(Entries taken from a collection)
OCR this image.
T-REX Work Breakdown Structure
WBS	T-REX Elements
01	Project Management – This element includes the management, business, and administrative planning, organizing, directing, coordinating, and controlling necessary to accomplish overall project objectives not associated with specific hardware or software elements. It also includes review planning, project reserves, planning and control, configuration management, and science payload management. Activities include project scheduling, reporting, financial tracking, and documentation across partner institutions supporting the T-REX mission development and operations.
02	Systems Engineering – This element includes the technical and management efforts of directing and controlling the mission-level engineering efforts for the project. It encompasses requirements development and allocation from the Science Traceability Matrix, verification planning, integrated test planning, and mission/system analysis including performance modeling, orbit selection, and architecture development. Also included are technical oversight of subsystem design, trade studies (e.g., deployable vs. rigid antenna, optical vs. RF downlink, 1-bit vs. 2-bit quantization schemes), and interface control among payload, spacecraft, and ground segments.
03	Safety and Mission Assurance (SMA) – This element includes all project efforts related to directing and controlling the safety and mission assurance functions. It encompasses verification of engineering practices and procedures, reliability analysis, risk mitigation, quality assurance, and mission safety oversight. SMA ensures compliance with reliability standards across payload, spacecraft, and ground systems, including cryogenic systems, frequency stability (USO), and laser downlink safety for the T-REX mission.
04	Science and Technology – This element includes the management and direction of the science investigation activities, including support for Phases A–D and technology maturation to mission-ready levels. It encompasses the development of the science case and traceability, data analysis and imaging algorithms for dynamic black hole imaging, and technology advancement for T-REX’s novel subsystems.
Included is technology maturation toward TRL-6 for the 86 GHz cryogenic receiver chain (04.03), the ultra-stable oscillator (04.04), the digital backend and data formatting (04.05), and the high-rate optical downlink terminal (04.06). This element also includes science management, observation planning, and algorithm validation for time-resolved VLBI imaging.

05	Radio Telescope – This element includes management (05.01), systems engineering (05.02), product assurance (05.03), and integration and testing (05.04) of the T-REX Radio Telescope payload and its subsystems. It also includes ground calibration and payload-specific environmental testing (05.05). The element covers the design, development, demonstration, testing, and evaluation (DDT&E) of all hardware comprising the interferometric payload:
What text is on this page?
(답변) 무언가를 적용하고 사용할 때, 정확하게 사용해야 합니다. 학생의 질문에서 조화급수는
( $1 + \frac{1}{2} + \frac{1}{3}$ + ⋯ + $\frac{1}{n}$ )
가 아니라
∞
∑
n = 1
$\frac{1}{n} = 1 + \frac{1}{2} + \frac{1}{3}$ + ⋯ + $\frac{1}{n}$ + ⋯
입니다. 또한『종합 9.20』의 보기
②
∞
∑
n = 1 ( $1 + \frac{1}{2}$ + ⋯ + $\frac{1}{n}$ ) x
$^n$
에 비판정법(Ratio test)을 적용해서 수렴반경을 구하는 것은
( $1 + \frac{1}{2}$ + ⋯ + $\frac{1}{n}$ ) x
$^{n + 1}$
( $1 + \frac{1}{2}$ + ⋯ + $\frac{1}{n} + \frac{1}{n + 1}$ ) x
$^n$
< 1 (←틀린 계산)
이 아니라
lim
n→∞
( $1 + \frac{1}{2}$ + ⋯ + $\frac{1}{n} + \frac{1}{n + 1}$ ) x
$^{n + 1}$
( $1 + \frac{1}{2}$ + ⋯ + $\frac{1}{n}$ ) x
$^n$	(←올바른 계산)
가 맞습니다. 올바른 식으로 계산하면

TASK GOAL: Copy out all the entries shown above, character for character.

EXPECTED ANSWER:
OCR this image.
T-REX Work Breakdown Structure
WBS	T-REX Elements
01	Project Management – This element includes the management, business, and administrative planning, organizing, directing, coordinating, and controlling necessary to accomplish overall project objectives not associated with specific hardware or software elements. It also includes review planning, project reserves, planning and control, configuration management, and science payload management. Activities include project scheduling, reporting, financial tracking, and documentation across partner institutions supporting the T-REX mission development and operations.
02	Systems Engineering – This element includes the technical and management efforts of directing and controlling the mission-level engineering efforts for the project. It encompasses requirements development and allocation from the Science Traceability Matrix, verification planning, integrated test planning, and mission/system analysis including performance modeling, orbit selection, and architecture development. Also included are technical oversight of subsystem design, trade studies (e.g., deployable vs. rigid antenna, optical vs. RF downlink, 1-bit vs. 2-bit quantization schemes), and interface control among payload, spacecraft, and ground segments.
03	Safety and Mission Assurance (SMA) – This element includes all project efforts related to directing and controlling the safety and mission assurance functions. It encompasses verification of engineering practices and procedures, reliability analysis, risk mitigation, quality assurance, and mission safety oversight. SMA ensures compliance with reliability standards across payload, spacecraft, and ground systems, including cryogenic systems, frequency stability (USO), and laser downlink safety for the T-REX mission.
04	Science and Technology – This element includes the management and direction of the science investigation activities, including support for Phases A–D and technology maturation to mission-ready levels. It encompasses the development of the science case and traceability, data analysis and imaging algorithms for dynamic black hole imaging, and technology advancement for T-REX’s novel subsystems.
Included is technology maturation toward TRL-6 for the 86 GHz cryogenic receiver chain (04.03), the ultra-stable oscillator (04.04), the digital backend and data formatting (04.05), and the high-rate optical downlink terminal (04.06). This element also includes science management, observation planning, and algorithm validation for time-resolved VLBI imaging.

05	Radio Telescope – This element includes management (05.01), systems engineering (05.02), product assurance (05.03), and integration and testing (05.04) of the T-REX Radio Telescope payload and its subsystems. It also includes ground calibration and payload-specific environmental testing (05.05). The element covers the design, development, demonstration, testing, and evaluation (DDT&E) of all hardware comprising the interferometric payload:
What text is on this page?
(답변) 무언가를 적용하고 사용할 때, 정확하게 사용해야 합니다. 학생의 질문에서 조화급수는
( $1 + \frac{1}{2} + \frac{1}{3}$ + ⋯ + $\frac{1}{n}$ )
가 아니라
∞
∑
n = 1
$\frac{1}{n} = 1 + \frac{1}{2} + \frac{1}{3}$ + ⋯ + $\frac{1}{n}$ + ⋯
입니다. 또한『종합 9.20』의 보기
②
∞
∑
n = 1 ( $1 + \frac{1}{2}$ + ⋯ + $\frac{1}{n}$ ) x
$^n$
에 비판정법(Ratio test)을 적용해서 수렴반경을 구하는 것은
( $1 + \frac{1}{2}$ + ⋯ + $\frac{1}{n}$ ) x
$^{n + 1}$
( $1 + \frac{1}{2}$ + ⋯ + $\frac{1}{n} + \frac{1}{n + 1}$ ) x
$^n$
< 1 (←틀린 계산)
이 아니라
lim
n→∞
( $1 + \frac{1}{2}$ + ⋯ + $\frac{1}{n} + \frac{1}{n + 1}$ ) x
$^{n + 1}$
( $1 + \frac{1}{2}$ + ⋯ + $\frac{1}{n}$ ) x
$^n$	(←올바른 계산)
가 맞습니다. 올바른 식으로 계산하면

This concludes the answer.